→ **Goal of the exercise**
Write the entries starting with the line containing "Output each element" and going on through the line containing "user-avatar-image: [37, 62, 86, 111]" as a two-column CSV with the headers instruction and response, one row per entry, each field quoted and with line breaks replaced by spaces. Leave the pictures out.

→ **Exercise input**
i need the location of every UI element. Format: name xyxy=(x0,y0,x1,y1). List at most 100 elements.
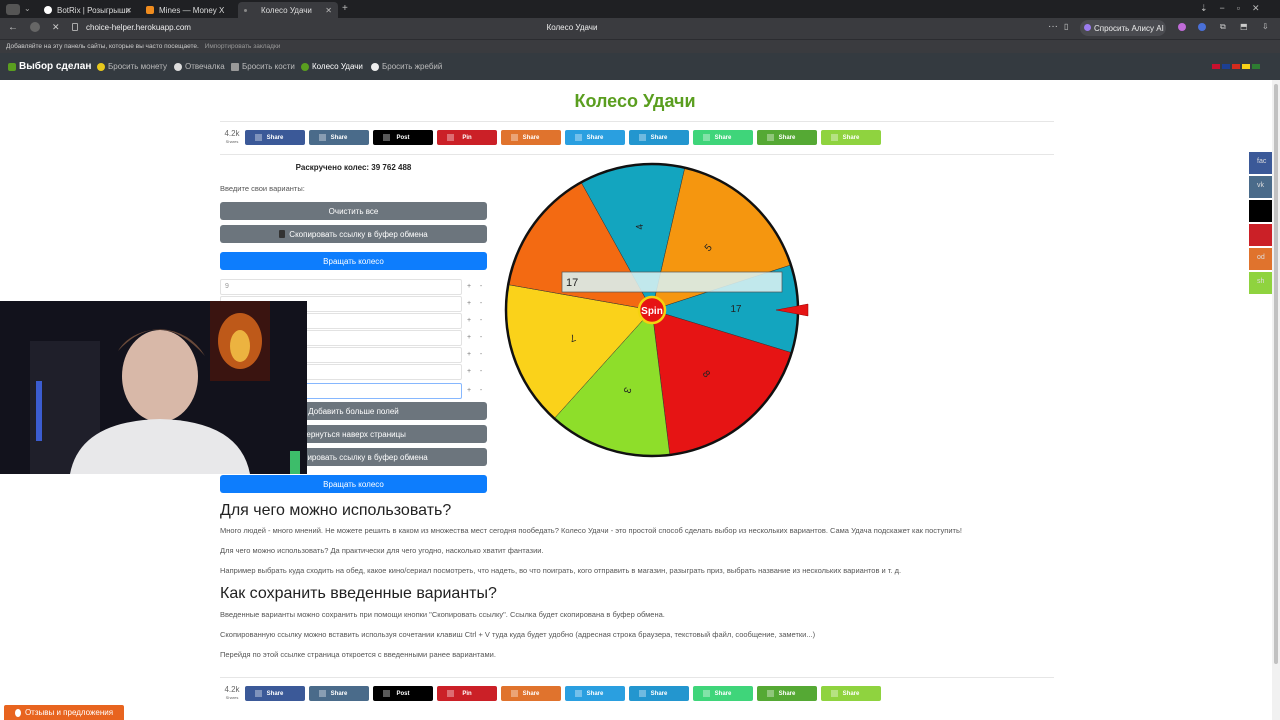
---
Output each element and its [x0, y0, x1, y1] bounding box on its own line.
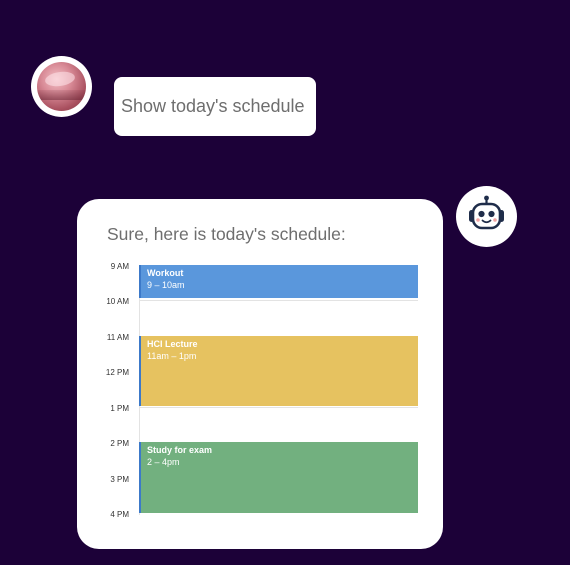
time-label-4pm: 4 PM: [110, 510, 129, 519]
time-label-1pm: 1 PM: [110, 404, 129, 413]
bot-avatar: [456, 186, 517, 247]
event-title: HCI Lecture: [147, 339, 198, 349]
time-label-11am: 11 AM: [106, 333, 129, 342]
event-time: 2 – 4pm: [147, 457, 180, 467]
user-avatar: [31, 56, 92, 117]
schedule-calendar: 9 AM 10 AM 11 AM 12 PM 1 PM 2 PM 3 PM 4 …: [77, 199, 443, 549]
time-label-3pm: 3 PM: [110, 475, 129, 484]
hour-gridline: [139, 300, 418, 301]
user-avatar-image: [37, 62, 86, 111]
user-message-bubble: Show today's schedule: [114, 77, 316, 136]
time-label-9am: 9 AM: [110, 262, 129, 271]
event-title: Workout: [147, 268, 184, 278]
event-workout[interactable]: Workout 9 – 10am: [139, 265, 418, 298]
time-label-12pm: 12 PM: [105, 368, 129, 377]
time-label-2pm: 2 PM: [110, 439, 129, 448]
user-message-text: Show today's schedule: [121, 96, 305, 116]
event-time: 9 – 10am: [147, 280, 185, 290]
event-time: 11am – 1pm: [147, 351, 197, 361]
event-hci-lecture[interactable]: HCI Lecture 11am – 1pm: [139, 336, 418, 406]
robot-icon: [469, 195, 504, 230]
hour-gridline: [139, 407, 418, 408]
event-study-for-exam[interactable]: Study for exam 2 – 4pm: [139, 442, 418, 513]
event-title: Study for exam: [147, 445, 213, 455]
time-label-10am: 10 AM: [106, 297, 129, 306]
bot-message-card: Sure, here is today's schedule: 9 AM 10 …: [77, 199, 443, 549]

→ **Solution to the exercise**
instruction,response
"Output each element and its [x0, y0, x1, y1] bounding box on its own line.","time-label-4pm: 4 PM: [110, 510, 129, 519] time-label-1pm: 1 PM: [110, 404, 129, 413] bot-avatar: [456, 186, 517, 247] event-title: HCI Lecture: [147, 339, 198, 349] time-label-11am: 11 AM: [106, 333, 129, 342] event-time: 2 – 4pm: [147, 457, 180, 467] user-avatar: [31, 56, 92, 117] schedule-calendar: 9 AM 10 AM 11 AM 12 PM 1 PM 2 PM 3 PM 4 …: [77, 199, 443, 549] time-label-3pm: 3 PM: [110, 475, 129, 484] hour-gridline: [139, 300, 418, 301] user-avatar-image: [37, 62, 86, 111]"